__WRITTEN TASK__: In the entries that follow, how many lines contain the word "size"? Answer with the number only.

Part of a data file:
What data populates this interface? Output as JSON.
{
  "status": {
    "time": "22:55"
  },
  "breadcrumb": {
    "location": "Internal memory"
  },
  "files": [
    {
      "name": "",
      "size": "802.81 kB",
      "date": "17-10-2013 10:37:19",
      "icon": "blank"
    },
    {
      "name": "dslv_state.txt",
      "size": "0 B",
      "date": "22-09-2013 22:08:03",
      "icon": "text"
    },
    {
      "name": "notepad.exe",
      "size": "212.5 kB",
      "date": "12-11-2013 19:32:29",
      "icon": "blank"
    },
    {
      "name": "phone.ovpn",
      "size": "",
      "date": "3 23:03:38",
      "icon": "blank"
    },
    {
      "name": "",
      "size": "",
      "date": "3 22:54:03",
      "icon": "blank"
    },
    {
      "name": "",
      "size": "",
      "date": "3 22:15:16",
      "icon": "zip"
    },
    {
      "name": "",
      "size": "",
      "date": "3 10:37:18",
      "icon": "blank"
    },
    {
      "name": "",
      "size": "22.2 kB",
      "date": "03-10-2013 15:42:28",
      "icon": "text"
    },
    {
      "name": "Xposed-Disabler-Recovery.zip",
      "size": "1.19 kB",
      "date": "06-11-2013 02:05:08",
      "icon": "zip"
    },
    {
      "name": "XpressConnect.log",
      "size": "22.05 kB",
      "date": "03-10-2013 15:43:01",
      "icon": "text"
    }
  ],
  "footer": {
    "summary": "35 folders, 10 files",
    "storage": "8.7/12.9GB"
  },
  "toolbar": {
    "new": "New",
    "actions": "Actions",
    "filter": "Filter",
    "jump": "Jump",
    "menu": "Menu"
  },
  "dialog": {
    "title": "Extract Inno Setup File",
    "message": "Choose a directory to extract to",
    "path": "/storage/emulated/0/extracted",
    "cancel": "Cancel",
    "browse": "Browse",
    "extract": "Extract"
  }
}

__TASK SOLUTION__: 10